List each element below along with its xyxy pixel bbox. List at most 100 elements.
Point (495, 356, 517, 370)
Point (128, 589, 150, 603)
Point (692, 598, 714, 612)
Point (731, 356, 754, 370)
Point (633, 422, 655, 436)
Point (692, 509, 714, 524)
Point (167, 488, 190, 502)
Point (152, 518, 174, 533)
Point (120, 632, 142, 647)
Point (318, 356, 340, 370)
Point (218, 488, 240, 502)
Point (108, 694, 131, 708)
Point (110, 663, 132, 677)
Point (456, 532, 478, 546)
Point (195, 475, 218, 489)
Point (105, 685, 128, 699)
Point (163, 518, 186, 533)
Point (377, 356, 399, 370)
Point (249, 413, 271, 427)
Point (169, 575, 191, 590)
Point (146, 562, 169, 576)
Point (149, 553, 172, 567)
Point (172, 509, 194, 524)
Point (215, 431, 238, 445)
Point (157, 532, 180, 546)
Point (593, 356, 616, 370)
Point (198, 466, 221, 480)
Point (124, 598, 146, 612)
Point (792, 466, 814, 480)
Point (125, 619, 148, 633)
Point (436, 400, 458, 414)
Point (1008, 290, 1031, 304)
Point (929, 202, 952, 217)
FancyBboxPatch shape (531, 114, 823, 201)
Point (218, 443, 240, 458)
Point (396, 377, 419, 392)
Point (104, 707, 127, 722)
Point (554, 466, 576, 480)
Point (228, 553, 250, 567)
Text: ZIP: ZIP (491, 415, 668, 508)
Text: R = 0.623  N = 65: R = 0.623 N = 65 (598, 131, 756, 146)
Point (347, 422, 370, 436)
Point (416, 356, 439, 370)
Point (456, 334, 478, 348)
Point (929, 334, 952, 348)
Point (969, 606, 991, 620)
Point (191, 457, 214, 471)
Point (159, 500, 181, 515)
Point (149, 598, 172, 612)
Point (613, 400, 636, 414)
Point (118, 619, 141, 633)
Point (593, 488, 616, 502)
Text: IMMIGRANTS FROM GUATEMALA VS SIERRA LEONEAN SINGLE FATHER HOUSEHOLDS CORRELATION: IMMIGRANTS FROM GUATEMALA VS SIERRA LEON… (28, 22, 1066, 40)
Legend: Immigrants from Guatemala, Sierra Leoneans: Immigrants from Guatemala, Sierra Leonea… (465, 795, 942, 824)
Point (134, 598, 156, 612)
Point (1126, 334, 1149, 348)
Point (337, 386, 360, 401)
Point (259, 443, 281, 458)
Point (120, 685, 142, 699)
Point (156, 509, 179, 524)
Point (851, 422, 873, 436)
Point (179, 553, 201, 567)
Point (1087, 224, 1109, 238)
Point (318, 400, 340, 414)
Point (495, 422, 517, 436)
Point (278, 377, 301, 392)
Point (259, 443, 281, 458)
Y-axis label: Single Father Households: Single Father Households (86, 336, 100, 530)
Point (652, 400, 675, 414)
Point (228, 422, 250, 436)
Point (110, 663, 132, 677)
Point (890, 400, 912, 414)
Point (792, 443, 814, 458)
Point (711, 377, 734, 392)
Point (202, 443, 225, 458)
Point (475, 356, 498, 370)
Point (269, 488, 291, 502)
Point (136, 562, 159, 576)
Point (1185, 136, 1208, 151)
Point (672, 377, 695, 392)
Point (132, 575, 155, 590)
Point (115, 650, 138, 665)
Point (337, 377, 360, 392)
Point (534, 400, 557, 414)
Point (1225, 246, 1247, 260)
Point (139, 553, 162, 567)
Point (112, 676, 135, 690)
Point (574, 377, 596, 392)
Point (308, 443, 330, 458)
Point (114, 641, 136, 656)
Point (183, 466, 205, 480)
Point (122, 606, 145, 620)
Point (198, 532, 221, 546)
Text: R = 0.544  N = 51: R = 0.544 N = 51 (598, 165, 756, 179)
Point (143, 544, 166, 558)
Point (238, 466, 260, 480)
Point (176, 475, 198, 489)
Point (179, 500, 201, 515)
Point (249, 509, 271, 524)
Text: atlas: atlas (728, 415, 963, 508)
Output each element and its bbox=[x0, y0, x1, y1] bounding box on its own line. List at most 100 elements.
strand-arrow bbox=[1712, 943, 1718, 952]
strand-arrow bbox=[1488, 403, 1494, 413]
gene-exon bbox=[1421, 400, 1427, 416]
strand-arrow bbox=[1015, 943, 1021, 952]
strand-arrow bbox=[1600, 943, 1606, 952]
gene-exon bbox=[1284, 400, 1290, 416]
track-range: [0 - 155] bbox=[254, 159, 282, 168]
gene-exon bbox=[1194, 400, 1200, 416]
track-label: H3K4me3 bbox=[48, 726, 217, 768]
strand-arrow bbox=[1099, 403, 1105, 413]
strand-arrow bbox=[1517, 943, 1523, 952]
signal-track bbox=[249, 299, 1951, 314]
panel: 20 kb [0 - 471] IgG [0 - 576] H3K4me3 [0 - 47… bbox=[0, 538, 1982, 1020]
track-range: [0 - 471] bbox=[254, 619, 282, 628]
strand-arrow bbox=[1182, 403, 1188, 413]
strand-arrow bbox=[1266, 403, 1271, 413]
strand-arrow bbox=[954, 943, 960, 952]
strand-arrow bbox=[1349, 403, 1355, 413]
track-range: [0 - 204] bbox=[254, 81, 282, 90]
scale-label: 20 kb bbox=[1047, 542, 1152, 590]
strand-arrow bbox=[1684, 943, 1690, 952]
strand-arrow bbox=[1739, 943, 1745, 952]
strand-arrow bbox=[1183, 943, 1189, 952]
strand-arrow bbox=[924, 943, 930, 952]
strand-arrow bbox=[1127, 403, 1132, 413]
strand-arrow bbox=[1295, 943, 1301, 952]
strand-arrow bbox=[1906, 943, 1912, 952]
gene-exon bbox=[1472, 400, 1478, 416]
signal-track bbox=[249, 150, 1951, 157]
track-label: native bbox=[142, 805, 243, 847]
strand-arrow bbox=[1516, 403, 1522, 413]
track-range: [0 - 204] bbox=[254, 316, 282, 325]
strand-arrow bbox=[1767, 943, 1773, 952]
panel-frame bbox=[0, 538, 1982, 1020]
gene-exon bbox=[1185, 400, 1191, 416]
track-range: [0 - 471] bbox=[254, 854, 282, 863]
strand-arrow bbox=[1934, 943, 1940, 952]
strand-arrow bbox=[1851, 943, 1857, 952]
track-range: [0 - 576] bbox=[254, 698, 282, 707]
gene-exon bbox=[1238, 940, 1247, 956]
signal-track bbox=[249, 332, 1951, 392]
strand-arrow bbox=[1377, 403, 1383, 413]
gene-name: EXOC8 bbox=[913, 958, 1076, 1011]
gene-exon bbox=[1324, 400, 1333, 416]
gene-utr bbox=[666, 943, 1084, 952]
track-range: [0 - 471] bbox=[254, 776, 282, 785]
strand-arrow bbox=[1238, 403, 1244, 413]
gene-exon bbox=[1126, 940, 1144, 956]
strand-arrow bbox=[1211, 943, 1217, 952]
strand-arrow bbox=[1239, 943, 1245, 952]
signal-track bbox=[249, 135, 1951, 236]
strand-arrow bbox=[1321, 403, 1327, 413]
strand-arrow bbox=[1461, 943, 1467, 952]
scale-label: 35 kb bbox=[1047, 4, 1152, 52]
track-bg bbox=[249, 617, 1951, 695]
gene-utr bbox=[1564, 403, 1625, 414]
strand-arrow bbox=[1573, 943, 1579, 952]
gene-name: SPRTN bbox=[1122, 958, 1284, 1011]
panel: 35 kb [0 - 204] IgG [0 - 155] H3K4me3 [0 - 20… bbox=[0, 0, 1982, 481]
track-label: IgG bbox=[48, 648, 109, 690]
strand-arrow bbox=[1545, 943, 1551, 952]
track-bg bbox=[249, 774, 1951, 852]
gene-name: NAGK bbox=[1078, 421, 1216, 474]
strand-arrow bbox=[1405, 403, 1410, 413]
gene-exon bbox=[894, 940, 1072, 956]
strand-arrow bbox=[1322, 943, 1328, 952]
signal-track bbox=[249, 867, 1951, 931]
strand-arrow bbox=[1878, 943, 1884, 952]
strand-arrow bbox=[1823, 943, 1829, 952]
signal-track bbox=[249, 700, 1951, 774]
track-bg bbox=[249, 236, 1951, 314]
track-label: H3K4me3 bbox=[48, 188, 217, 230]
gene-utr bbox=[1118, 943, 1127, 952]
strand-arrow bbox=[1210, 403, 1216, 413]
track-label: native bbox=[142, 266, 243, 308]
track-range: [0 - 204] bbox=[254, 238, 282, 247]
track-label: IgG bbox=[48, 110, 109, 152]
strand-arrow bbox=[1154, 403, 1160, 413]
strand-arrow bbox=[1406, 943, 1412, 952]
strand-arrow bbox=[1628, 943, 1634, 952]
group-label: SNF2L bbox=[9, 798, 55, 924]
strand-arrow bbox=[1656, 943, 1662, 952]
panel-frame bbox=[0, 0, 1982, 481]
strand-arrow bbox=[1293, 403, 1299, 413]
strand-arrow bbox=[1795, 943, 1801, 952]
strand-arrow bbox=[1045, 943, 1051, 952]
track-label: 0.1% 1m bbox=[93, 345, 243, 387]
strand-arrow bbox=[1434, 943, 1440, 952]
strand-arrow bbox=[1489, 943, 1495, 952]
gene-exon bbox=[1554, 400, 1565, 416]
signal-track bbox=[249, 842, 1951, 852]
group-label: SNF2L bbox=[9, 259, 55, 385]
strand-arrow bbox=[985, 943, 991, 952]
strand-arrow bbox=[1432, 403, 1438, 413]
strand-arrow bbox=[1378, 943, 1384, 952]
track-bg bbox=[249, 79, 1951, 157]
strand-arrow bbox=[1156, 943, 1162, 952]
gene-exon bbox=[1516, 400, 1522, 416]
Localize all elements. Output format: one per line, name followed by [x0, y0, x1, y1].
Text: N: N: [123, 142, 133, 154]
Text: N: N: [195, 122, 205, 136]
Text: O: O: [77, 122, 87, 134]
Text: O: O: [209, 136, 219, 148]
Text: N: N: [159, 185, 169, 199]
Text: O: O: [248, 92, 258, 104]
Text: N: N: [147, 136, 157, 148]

---------------

*Short problem:*
Write out the rows line for line, from the very first row through the line that contains "Point (228, 422, 250, 436)", including both of those lines.

*Result:*
List each element below along with its xyxy pixel bbox. List at most 100 elements.
Point (495, 356, 517, 370)
Point (128, 589, 150, 603)
Point (692, 598, 714, 612)
Point (731, 356, 754, 370)
Point (633, 422, 655, 436)
Point (692, 509, 714, 524)
Point (167, 488, 190, 502)
Point (152, 518, 174, 533)
Point (120, 632, 142, 647)
Point (318, 356, 340, 370)
Point (218, 488, 240, 502)
Point (108, 694, 131, 708)
Point (110, 663, 132, 677)
Point (456, 532, 478, 546)
Point (195, 475, 218, 489)
Point (105, 685, 128, 699)
Point (163, 518, 186, 533)
Point (377, 356, 399, 370)
Point (249, 413, 271, 427)
Point (169, 575, 191, 590)
Point (146, 562, 169, 576)
Point (149, 553, 172, 567)
Point (172, 509, 194, 524)
Point (215, 431, 238, 445)
Point (157, 532, 180, 546)
Point (593, 356, 616, 370)
Point (198, 466, 221, 480)
Point (124, 598, 146, 612)
Point (792, 466, 814, 480)
Point (125, 619, 148, 633)
Point (436, 400, 458, 414)
Point (1008, 290, 1031, 304)
Point (929, 202, 952, 217)
FancyBboxPatch shape (531, 114, 823, 201)
Point (218, 443, 240, 458)
Point (396, 377, 419, 392)
Point (104, 707, 127, 722)
Point (554, 466, 576, 480)
Point (228, 553, 250, 567)
Text: ZIP: ZIP (491, 415, 668, 508)
Text: R = 0.623  N = 65: R = 0.623 N = 65 (598, 131, 756, 146)
Point (347, 422, 370, 436)
Point (416, 356, 439, 370)
Point (456, 334, 478, 348)
Point (929, 334, 952, 348)
Point (969, 606, 991, 620)
Point (191, 457, 214, 471)
Point (159, 500, 181, 515)
Point (149, 598, 172, 612)
Point (613, 400, 636, 414)
Point (118, 619, 141, 633)
Point (593, 488, 616, 502)
Text: IMMIGRANTS FROM GUATEMALA VS SIERRA LEONEAN SINGLE FATHER HOUSEHOLDS CORRELATION: IMMIGRANTS FROM GUATEMALA VS SIERRA LEON… (28, 22, 1066, 40)
Legend: Immigrants from Guatemala, Sierra Leoneans: Immigrants from Guatemala, Sierra Leonea… (465, 795, 942, 824)
Point (134, 598, 156, 612)
Point (1126, 334, 1149, 348)
Point (337, 386, 360, 401)
Point (259, 443, 281, 458)
Point (120, 685, 142, 699)
Point (156, 509, 179, 524)
Point (851, 422, 873, 436)
Point (179, 553, 201, 567)
Point (1087, 224, 1109, 238)
Point (318, 400, 340, 414)
Point (495, 422, 517, 436)
Point (278, 377, 301, 392)
Point (259, 443, 281, 458)
Y-axis label: Single Father Households: Single Father Households (86, 336, 100, 530)
Point (652, 400, 675, 414)
Point (228, 422, 250, 436)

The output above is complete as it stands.